SUPPLIED DATA start

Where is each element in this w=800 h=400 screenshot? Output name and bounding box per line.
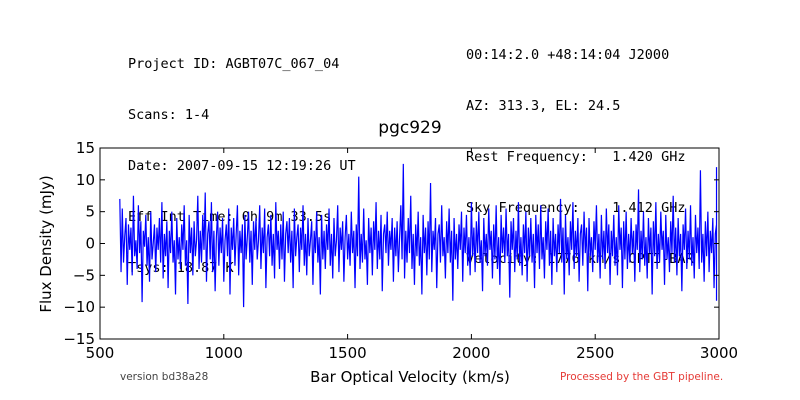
rest-frequency-text: Rest Frequency: 1.420 GHz: [466, 149, 686, 165]
y-tick-label: −5: [73, 266, 95, 284]
x-tick-label: 2000: [452, 344, 490, 362]
series-layer: [119, 163, 718, 308]
az-el-text: AZ: 313.3, EL: 24.5: [466, 98, 621, 114]
y-tick-label: 0: [85, 235, 95, 253]
axis-layer: 500 1000 1500 2000 2500 3000 −15 −10 −5 0 5 10 15: [63, 139, 738, 362]
y-tick-label: −15: [63, 330, 95, 348]
date-text: Date: 2007-09-15 12:19:26 UT: [128, 158, 356, 174]
x-tick-label: 1000: [205, 344, 243, 362]
chart-title: pgc929: [378, 118, 441, 138]
x-tick-label: 3000: [700, 344, 738, 362]
coordinates-text: 00:14:2.0 +48:14:04 J2000: [466, 47, 670, 63]
x-tick-label: 2500: [576, 344, 614, 362]
version-text: version bd38a28: [120, 371, 209, 383]
y-tick-label: 15: [76, 139, 95, 157]
project-id-text: Project ID: AGBT07C_067_04: [128, 56, 340, 72]
pipeline-credit-text: Processed by the GBT pipeline.: [560, 371, 724, 383]
y-tick-label: −10: [63, 298, 95, 316]
x-tick-label: 500: [86, 344, 115, 362]
y-tick-label: 5: [85, 203, 95, 221]
y-axis-label: Flux Density (mJy): [37, 175, 55, 312]
spectrum-line-0: [119, 163, 718, 308]
y-tick-label: 10: [76, 171, 95, 189]
plot-frame: [99, 147, 720, 340]
x-tick-label: 1500: [329, 344, 367, 362]
x-axis-label: Bar Optical Velocity (km/s): [310, 368, 510, 386]
scans-text: Scans: 1-4: [128, 107, 210, 123]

SUPPLIED DATA end

__REQUIRED TASK__
Please count the lines in the rows above that contain the string "axis", treating uppercase and lowercase as different, and give only the number.

__RESPONSE FOR THIS EXERCISE__
3